| Short exercise |
Transcribe the records below in full; pictures stay out of the copy.

| Record list |
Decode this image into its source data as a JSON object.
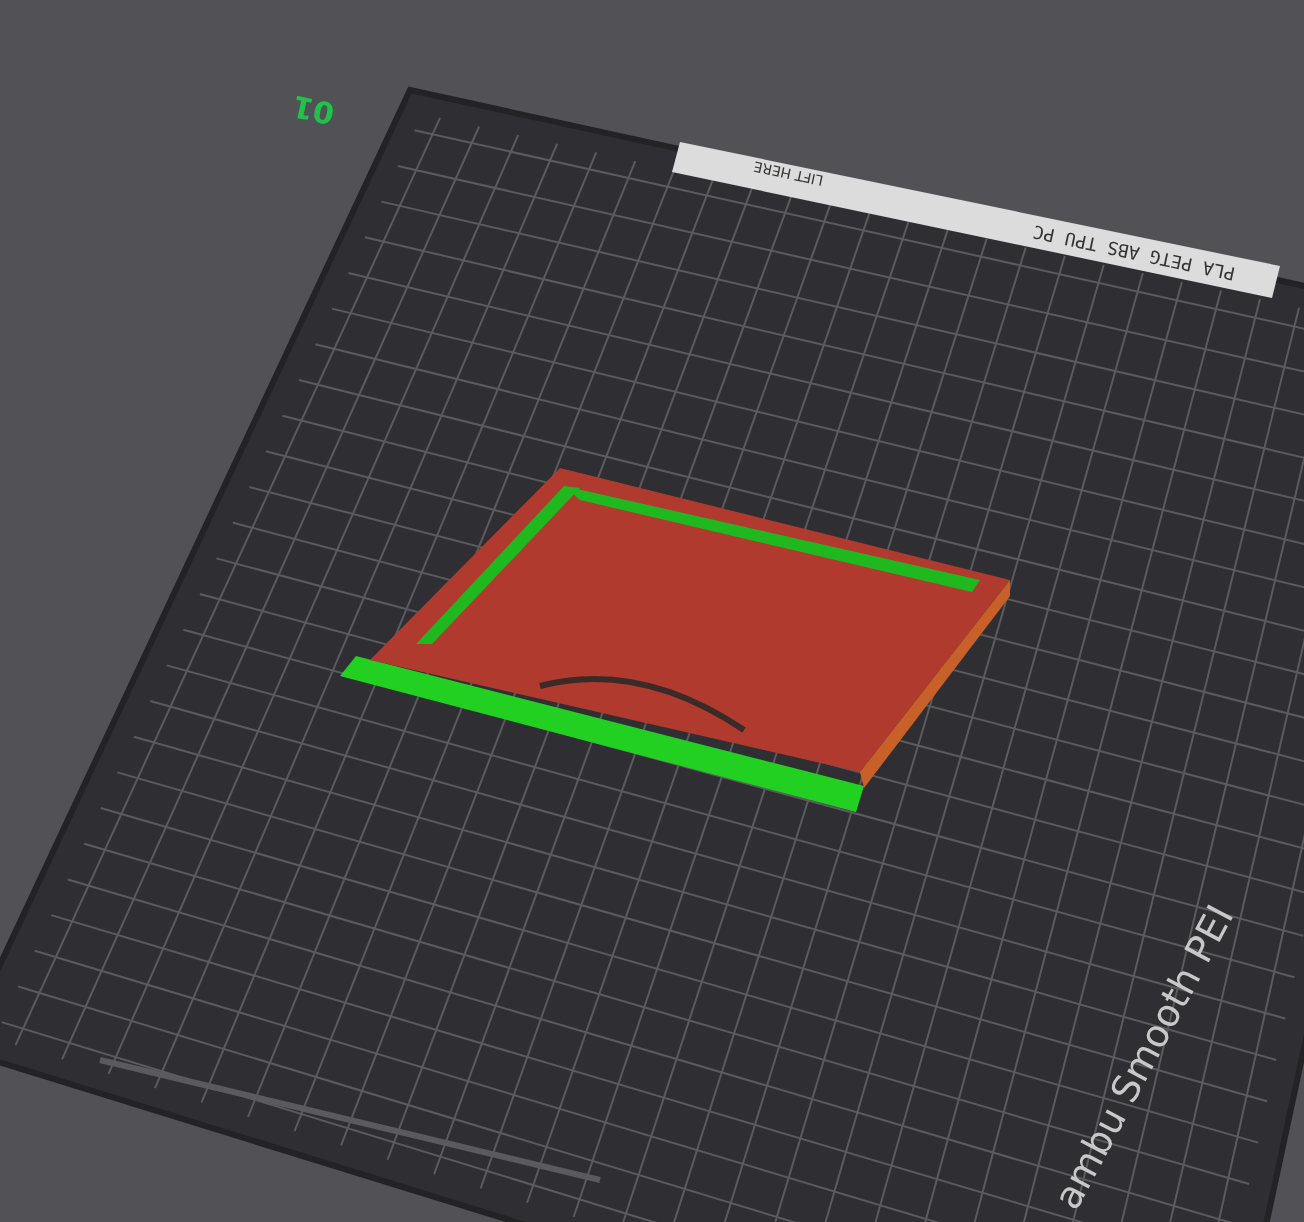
{
  "viewport": {
    "plate": {
      "number": "01",
      "filament_strip": "PLA PETG ABS TPU PC",
      "strip_note": "LIFT HERE",
      "surface_name": "ambu Smooth PEI"
    }
  }
}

| Task solution |
Decode this image into its source data as a JSON object.
{
  "viewport": {
    "plate": {
      "number": "01",
      "filament_strip": "PLA PETG ABS TPU PC",
      "strip_note": "LIFT HERE",
      "surface_name": "ambu Smooth PEI"
    }
  }
}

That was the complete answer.